• The request:
Type out every line below exactly as it reads.

• Lines of data:
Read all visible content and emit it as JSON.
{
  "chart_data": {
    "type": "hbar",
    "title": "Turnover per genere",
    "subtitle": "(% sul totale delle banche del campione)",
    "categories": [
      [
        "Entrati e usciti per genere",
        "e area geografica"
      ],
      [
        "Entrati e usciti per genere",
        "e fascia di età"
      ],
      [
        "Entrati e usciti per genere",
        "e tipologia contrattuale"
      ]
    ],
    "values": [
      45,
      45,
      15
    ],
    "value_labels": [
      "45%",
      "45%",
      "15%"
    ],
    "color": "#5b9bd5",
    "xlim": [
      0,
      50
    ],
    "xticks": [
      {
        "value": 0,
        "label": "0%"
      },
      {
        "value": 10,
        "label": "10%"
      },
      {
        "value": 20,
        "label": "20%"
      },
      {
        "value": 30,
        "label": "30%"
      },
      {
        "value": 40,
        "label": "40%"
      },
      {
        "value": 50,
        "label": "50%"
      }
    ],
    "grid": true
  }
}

• Solved exercise:
Read all visible content and emit it as JSON.
{
  "chart_data": {
    "type": "hbar",
    "title": "Turnover per genere",
    "subtitle": "(% sul totale delle banche del campione)",
    "categories": [
      [
        "Entrati e usciti per genere",
        "e area geografica"
      ],
      [
        "Entrati e usciti per genere",
        "e fascia di età"
      ],
      [
        "Entrati e usciti per genere",
        "e tipologia contrattuale"
      ]
    ],
    "values": [
      45,
      45,
      15
    ],
    "value_labels": [
      "45%",
      "45%",
      "15%"
    ],
    "color": "#5b9bd5",
    "xlim": [
      0,
      50
    ],
    "xticks": [
      {
        "value": 0,
        "label": "0%"
      },
      {
        "value": 10,
        "label": "10%"
      },
      {
        "value": 20,
        "label": "20%"
      },
      {
        "value": 30,
        "label": "30%"
      },
      {
        "value": 40,
        "label": "40%"
      },
      {
        "value": 50,
        "label": "50%"
      }
    ],
    "grid": true
  }
}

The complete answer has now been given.